Top of Source text

Explicit Context Dependencies

As a follow up from my last post about Global Container vs. Injected Context, I would like to share this snippet from Component Software, which casts the difference between the two approaches in another light:

"A software component is a unit of composition with contractually specified interfaces and explicit context dependencies only. ..."

Under this definition, the ControllerProvider based upon an Injected Context is a component, because it publishes its (admittedly broad) context dependency explicitly, via its constructor parameter.

BadControllerProvider, based upon a Global Container, is not a component under this definition because its dependency on the global container is not explicit (you need to have source code in order to find it.)

In my opinion, the distinction is significant because "components" and "wiring" are a higher-level abstraction than "classes" and "references".

In composite applications, an architecture will be more robust and easier to understand if these layers of abstraction are respected, and not tangled up in classes like BadControllerProvider.

(Component Software is a very worthwhile read and contains a lot of relevant material for those interested in IoC containers and other composition technologies. Clemens Szyperski is a mentor and highly influential voice for the MEF team.)

Comments (1)
  1. Bryan Watts says:

    Calling upon a static implementation, such as a Global Container, is the highest form of coupling – there is no room for abstraction. The context of an entire app domain is assumed, which precludes more-specific contexts.

    Components, by definition, cannot assume any context, so they cannot rely upon static implementations.

    This principle can help ensure functionality is properly bounded. Thanks for the tip on the book!

Bottom of Source text
Top of Data provided

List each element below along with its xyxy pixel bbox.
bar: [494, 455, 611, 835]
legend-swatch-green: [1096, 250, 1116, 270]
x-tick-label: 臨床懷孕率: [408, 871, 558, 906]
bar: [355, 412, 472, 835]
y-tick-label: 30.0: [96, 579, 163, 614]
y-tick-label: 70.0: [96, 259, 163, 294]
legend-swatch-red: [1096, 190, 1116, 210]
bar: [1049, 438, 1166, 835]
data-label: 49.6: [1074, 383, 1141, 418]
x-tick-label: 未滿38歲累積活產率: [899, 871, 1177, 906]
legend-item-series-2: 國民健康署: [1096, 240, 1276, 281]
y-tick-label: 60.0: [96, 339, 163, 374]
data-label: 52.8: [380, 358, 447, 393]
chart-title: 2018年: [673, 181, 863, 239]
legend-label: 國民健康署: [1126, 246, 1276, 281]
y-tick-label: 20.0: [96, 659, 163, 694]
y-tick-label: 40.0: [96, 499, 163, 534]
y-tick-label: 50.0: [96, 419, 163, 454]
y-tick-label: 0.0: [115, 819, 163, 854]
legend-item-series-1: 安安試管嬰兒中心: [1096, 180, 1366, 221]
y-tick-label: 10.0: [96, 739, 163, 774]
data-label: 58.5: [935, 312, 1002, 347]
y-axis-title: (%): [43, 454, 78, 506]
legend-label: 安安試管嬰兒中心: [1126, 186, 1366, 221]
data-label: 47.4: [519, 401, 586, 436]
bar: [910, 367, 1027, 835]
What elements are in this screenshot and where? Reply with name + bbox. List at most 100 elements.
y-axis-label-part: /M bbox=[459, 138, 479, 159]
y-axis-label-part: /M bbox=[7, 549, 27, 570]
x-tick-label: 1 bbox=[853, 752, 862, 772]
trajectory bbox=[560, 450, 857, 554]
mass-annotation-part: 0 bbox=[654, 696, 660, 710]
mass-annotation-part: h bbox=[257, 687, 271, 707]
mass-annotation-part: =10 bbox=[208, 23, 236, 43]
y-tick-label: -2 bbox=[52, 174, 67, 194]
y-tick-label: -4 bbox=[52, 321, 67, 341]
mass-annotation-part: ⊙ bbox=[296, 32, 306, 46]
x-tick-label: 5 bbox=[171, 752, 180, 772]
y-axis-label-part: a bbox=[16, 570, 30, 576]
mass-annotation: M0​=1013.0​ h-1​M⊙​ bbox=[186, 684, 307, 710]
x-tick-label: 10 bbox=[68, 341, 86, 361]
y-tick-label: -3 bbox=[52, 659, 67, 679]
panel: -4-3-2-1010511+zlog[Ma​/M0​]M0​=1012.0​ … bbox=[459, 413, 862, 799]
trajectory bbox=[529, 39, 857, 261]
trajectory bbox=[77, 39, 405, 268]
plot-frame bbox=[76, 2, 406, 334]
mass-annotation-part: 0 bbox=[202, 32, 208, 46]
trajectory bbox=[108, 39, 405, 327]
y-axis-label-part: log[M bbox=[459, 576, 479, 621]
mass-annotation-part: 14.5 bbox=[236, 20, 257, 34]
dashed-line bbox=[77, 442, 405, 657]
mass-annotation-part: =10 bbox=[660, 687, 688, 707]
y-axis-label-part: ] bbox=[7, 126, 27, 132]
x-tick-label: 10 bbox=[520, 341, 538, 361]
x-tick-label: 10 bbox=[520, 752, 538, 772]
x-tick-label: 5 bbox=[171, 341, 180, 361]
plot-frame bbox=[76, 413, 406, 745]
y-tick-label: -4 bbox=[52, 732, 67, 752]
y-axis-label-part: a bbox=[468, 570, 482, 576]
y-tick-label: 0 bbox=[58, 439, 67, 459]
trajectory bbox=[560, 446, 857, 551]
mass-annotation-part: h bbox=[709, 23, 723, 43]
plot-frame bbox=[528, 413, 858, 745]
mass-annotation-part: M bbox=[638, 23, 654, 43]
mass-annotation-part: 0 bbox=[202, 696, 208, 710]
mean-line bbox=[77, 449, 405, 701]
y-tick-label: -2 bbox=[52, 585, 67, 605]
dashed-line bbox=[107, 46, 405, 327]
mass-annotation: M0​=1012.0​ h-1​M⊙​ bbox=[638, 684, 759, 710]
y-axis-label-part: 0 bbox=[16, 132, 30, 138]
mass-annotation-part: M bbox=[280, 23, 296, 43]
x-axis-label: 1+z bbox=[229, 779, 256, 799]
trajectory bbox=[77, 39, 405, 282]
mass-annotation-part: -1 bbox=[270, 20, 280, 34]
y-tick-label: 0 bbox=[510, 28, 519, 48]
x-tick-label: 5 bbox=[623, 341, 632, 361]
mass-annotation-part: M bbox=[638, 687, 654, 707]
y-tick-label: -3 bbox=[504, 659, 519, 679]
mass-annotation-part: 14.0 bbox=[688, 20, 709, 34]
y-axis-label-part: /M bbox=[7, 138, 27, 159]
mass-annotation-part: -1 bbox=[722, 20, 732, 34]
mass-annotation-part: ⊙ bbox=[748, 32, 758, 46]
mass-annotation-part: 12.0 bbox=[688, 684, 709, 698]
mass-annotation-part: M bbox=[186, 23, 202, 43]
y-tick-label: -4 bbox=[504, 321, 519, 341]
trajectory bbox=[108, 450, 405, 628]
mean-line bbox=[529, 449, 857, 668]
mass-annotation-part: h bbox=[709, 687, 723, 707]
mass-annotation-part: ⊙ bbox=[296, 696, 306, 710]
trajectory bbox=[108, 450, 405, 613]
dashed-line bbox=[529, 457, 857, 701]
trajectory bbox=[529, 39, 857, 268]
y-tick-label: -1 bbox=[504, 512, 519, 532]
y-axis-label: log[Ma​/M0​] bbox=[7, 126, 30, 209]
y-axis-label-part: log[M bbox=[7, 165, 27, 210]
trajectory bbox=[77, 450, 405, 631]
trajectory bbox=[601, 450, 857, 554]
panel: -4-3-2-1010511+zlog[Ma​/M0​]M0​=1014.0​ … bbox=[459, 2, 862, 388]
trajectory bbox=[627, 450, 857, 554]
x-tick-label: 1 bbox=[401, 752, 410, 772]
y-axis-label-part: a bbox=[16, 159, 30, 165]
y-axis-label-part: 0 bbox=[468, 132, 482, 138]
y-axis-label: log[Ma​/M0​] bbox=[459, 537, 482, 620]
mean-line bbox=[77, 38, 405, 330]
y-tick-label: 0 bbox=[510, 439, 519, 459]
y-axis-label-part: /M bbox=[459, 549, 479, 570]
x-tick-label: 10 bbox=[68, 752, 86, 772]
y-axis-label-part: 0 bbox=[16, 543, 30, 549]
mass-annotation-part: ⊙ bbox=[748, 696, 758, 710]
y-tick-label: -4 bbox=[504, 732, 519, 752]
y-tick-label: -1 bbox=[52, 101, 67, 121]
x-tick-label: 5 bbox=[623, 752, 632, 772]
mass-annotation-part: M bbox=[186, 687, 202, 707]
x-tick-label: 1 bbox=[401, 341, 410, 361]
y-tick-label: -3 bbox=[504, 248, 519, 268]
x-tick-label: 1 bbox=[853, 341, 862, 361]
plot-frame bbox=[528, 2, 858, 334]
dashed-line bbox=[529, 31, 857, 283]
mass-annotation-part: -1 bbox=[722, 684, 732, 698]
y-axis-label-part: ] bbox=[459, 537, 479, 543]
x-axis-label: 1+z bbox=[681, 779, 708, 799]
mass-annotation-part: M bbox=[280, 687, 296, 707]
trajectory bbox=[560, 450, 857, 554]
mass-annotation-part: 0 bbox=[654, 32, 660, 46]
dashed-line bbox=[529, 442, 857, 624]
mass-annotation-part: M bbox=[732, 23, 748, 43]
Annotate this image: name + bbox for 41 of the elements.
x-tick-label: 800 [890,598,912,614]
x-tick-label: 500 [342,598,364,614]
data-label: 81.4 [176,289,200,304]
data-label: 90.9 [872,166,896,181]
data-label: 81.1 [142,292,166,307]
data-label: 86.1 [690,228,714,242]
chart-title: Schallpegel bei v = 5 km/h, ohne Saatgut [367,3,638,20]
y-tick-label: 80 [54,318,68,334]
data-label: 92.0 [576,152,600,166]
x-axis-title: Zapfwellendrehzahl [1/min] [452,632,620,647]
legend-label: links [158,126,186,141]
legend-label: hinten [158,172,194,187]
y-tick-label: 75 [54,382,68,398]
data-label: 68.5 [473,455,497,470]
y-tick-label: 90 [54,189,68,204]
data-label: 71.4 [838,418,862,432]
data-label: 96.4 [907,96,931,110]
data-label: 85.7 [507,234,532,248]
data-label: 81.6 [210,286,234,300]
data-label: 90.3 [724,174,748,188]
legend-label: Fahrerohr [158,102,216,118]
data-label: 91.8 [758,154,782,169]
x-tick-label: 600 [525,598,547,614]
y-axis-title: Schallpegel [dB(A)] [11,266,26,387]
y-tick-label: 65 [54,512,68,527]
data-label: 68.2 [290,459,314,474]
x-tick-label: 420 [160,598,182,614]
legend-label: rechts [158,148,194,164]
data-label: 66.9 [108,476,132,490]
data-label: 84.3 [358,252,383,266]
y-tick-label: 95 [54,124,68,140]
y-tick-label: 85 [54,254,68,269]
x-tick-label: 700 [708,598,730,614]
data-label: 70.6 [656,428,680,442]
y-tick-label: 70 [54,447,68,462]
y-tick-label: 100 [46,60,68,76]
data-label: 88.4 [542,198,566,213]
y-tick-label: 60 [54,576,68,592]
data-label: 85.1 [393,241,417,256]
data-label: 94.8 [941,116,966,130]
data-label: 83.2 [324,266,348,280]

Bottom of Data provided

◆ Required actions:
1. According to the post, how does the ControllerProvider publish its context dependency?
2. Reproduce the part of the post starting at "As a follow" and ending at "its constructor parameter.".
The entries have nothing to do with the post.

◆ Task results:
1. Explicitly, via its constructor parameter.

2.
As a follow up from my last post about Global Container vs. Injected Context, I would like to share this snippet from Component Software, which casts the difference between the two approaches in another light:

"A software component is a unit of composition with contractually specified interfaces and explicit context dependencies only. ..."

Under this definition, the ControllerProvider based upon an Injected Context is a component, because it publishes its (admittedly broad) context dependency explicitly, via its constructor parameter.